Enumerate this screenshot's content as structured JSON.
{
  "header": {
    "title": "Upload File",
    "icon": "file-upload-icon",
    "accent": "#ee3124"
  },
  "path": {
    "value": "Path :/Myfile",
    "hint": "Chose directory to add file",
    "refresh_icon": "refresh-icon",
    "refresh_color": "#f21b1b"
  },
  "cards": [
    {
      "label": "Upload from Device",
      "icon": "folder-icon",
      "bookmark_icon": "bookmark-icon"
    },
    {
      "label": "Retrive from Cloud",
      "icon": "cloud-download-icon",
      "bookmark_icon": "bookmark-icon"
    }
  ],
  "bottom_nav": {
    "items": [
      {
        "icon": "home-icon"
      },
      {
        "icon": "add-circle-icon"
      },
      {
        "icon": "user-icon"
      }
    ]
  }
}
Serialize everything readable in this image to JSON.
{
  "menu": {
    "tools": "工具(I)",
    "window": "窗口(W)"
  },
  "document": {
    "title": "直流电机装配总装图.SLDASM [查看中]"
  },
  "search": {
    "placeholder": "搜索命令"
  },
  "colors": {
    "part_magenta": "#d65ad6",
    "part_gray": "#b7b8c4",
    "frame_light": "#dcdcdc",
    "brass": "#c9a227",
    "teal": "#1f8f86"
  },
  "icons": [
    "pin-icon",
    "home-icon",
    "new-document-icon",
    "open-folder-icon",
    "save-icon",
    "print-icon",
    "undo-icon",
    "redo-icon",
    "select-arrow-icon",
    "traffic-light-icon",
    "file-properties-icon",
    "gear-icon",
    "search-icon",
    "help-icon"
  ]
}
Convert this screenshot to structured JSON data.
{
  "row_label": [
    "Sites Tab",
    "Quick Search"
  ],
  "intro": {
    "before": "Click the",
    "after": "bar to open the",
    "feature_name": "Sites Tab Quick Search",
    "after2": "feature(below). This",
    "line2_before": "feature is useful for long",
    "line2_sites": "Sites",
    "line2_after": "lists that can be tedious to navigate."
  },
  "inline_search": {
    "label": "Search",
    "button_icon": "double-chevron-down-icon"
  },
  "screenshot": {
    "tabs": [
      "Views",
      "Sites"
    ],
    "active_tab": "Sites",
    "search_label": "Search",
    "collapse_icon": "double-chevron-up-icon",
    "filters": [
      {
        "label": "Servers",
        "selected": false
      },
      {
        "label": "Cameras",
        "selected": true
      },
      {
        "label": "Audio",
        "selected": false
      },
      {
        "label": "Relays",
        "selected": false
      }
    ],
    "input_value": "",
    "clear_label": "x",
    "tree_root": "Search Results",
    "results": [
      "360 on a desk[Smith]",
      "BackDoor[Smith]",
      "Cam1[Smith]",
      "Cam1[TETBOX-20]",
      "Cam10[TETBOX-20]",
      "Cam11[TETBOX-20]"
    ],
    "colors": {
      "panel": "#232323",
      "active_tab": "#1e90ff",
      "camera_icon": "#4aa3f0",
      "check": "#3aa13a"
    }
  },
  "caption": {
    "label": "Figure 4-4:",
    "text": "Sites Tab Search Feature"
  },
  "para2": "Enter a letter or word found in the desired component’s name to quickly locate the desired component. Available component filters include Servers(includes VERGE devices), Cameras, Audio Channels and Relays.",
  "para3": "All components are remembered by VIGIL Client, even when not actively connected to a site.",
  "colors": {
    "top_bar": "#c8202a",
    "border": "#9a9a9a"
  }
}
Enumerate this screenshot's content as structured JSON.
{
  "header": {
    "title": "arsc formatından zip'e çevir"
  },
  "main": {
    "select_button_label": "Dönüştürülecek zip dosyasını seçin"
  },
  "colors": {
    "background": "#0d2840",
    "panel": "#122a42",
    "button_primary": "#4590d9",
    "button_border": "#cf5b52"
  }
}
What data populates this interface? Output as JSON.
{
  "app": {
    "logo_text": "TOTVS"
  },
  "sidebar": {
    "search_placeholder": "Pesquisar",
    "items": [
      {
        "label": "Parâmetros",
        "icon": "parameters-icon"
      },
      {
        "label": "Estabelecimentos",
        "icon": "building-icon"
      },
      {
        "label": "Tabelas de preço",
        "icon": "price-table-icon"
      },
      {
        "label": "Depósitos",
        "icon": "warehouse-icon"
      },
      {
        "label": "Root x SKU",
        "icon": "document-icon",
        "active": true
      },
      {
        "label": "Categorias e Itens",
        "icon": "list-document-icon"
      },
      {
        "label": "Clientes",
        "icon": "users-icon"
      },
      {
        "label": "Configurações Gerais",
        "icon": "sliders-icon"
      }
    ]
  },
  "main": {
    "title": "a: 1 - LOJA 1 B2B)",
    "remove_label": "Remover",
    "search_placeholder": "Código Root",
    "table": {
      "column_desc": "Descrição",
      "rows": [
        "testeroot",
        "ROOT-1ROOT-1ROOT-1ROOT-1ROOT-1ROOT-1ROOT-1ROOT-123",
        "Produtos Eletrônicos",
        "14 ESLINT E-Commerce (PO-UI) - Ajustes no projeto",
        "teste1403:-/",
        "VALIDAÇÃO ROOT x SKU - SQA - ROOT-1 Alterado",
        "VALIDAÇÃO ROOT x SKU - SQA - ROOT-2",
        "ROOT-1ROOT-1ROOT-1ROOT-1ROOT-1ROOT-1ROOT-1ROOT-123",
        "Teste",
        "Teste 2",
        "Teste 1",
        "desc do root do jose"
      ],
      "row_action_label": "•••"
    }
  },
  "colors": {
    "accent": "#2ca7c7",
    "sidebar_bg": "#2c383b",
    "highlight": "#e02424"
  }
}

○ ○ ○ ○ ○ ○ ○

__INSTRUCTIONS FOR THE TASK__.
From the first line to the last, please quote the material above exactly.

__EXERCISE SOLUTION__.
Enumerate this screenshot's content as structured JSON.
{
  "header": {
    "title": "Upload File",
    "icon": "file-upload-icon",
    "accent": "#ee3124"
  },
  "path": {
    "value": "Path :/Myfile",
    "hint": "Chose directory to add file",
    "refresh_icon": "refresh-icon",
    "refresh_color": "#f21b1b"
  },
  "cards": [
    {
      "label": "Upload from Device",
      "icon": "folder-icon",
      "bookmark_icon": "bookmark-icon"
    },
    {
      "label": "Retrive from Cloud",
      "icon": "cloud-download-icon",
      "bookmark_icon": "bookmark-icon"
    }
  ],
  "bottom_nav": {
    "items": [
      {
        "icon": "home-icon"
      },
      {
        "icon": "add-circle-icon"
      },
      {
        "icon": "user-icon"
      }
    ]
  }
}
Serialize everything readable in this image to JSON.
{
  "menu": {
    "tools": "工具(I)",
    "window": "窗口(W)"
  },
  "document": {
    "title": "直流电机装配总装图.SLDASM [查看中]"
  },
  "search": {
    "placeholder": "搜索命令"
  },
  "colors": {
    "part_magenta": "#d65ad6",
    "part_gray": "#b7b8c4",
    "frame_light": "#dcdcdc",
    "brass": "#c9a227",
    "teal": "#1f8f86"
  },
  "icons": [
    "pin-icon",
    "home-icon",
    "new-document-icon",
    "open-folder-icon",
    "save-icon",
    "print-icon",
    "undo-icon",
    "redo-icon",
    "select-arrow-icon",
    "traffic-light-icon",
    "file-properties-icon",
    "gear-icon",
    "search-icon",
    "help-icon"
  ]
}
Convert this screenshot to structured JSON data.
{
  "row_label": [
    "Sites Tab",
    "Quick Search"
  ],
  "intro": {
    "before": "Click the",
    "after": "bar to open the",
    "feature_name": "Sites Tab Quick Search",
    "after2": "feature(below). This",
    "line2_before": "feature is useful for long",
    "line2_sites": "Sites",
    "line2_after": "lists that can be tedious to navigate."
  },
  "inline_search": {
    "label": "Search",
    "button_icon": "double-chevron-down-icon"
  },
  "screenshot": {
    "tabs": [
      "Views",
      "Sites"
    ],
    "active_tab": "Sites",
    "search_label": "Search",
    "collapse_icon": "double-chevron-up-icon",
    "filters": [
      {
        "label": "Servers",
        "selected": false
      },
      {
        "label": "Cameras",
        "selected": true
      },
      {
        "label": "Audio",
        "selected": false
      },
      {
        "label": "Relays",
        "selected": false
      }
    ],
    "input_value": "",
    "clear_label": "x",
    "tree_root": "Search Results",
    "results": [
      "360 on a desk[Smith]",
      "BackDoor[Smith]",
      "Cam1[Smith]",
      "Cam1[TETBOX-20]",
      "Cam10[TETBOX-20]",
      "Cam11[TETBOX-20]"
    ],
    "colors": {
      "panel": "#232323",
      "active_tab": "#1e90ff",
      "camera_icon": "#4aa3f0",
      "check": "#3aa13a"
    }
  },
  "caption": {
    "label": "Figure 4-4:",
    "text": "Sites Tab Search Feature"
  },
  "para2": "Enter a letter or word found in the desired component’s name to quickly locate the desired component. Available component filters include Servers(includes VERGE devices), Cameras, Audio Channels and Relays.",
  "para3": "All components are remembered by VIGIL Client, even when not actively connected to a site.",
  "colors": {
    "top_bar": "#c8202a",
    "border": "#9a9a9a"
  }
}
Enumerate this screenshot's content as structured JSON.
{
  "header": {
    "title": "arsc formatından zip'e çevir"
  },
  "main": {
    "select_button_label": "Dönüştürülecek zip dosyasını seçin"
  },
  "colors": {
    "background": "#0d2840",
    "panel": "#122a42",
    "button_primary": "#4590d9",
    "button_border": "#cf5b52"
  }
}
What data populates this interface? Output as JSON.
{
  "app": {
    "logo_text": "TOTVS"
  },
  "sidebar": {
    "search_placeholder": "Pesquisar",
    "items": [
      {
        "label": "Parâmetros",
        "icon": "parameters-icon"
      },
      {
        "label": "Estabelecimentos",
        "icon": "building-icon"
      },
      {
        "label": "Tabelas de preço",
        "icon": "price-table-icon"
      },
      {
        "label": "Depósitos",
        "icon": "warehouse-icon"
      },
      {
        "label": "Root x SKU",
        "icon": "document-icon",
        "active": true
      },
      {
        "label": "Categorias e Itens",
        "icon": "list-document-icon"
      },
      {
        "label": "Clientes",
        "icon": "users-icon"
      },
      {
        "label": "Configurações Gerais",
        "icon": "sliders-icon"
      }
    ]
  },
  "main": {
    "title": "a: 1 - LOJA 1 B2B)",
    "remove_label": "Remover",
    "search_placeholder": "Código Root",
    "table": {
      "column_desc": "Descrição",
      "rows": [
        "testeroot",
        "ROOT-1ROOT-1ROOT-1ROOT-1ROOT-1ROOT-1ROOT-1ROOT-123",
        "Produtos Eletrônicos",
        "14 ESLINT E-Commerce (PO-UI) - Ajustes no projeto",
        "teste1403:-/",
        "VALIDAÇÃO ROOT x SKU - SQA - ROOT-1 Alterado",
        "VALIDAÇÃO ROOT x SKU - SQA - ROOT-2",
        "ROOT-1ROOT-1ROOT-1ROOT-1ROOT-1ROOT-1ROOT-1ROOT-123",
        "Teste",
        "Teste 2",
        "Teste 1",
        "desc do root do jose"
      ],
      "row_action_label": "•••"
    }
  },
  "colors": {
    "accent": "#2ca7c7",
    "sidebar_bg": "#2c383b",
    "highlight": "#e02424"
  }
}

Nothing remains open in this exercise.